(Dataset items)
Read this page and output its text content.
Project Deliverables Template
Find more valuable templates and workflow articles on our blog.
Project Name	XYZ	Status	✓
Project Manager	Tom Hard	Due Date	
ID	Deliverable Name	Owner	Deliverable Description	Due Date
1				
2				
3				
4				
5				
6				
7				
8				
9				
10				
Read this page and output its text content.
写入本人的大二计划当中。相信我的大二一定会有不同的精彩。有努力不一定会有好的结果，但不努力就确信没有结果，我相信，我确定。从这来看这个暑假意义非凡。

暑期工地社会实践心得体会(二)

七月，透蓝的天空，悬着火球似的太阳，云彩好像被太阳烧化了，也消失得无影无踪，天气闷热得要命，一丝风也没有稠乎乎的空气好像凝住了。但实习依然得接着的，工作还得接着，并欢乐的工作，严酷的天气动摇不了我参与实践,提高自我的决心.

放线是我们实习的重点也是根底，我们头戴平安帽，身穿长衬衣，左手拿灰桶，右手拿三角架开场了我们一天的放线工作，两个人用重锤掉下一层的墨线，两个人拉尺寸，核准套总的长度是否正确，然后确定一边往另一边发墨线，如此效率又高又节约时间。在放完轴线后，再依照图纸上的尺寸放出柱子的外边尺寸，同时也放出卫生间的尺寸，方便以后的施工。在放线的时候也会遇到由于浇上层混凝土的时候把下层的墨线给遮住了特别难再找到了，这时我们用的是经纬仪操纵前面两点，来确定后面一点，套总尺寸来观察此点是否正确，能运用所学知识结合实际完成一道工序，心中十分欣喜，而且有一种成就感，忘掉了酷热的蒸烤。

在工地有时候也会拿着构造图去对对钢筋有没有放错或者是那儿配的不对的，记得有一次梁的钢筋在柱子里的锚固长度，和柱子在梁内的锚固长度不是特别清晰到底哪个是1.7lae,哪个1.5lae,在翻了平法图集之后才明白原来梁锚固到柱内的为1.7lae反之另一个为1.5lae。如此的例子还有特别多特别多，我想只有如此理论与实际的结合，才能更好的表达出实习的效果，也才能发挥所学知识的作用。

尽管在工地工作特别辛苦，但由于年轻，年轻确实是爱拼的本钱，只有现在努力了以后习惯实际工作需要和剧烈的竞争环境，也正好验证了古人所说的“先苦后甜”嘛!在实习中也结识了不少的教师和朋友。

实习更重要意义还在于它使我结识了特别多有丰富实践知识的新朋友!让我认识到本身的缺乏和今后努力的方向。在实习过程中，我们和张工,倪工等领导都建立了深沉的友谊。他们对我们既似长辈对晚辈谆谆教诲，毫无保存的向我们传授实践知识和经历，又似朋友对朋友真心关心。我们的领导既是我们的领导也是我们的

**Requirements**
Identify all lines where the word "Date" shows up. Copy them.

**Result of the task**
Project Manager	Tom Hard	Due Date	
ID	Deliverable Name	Owner	Deliverable Description	Due Date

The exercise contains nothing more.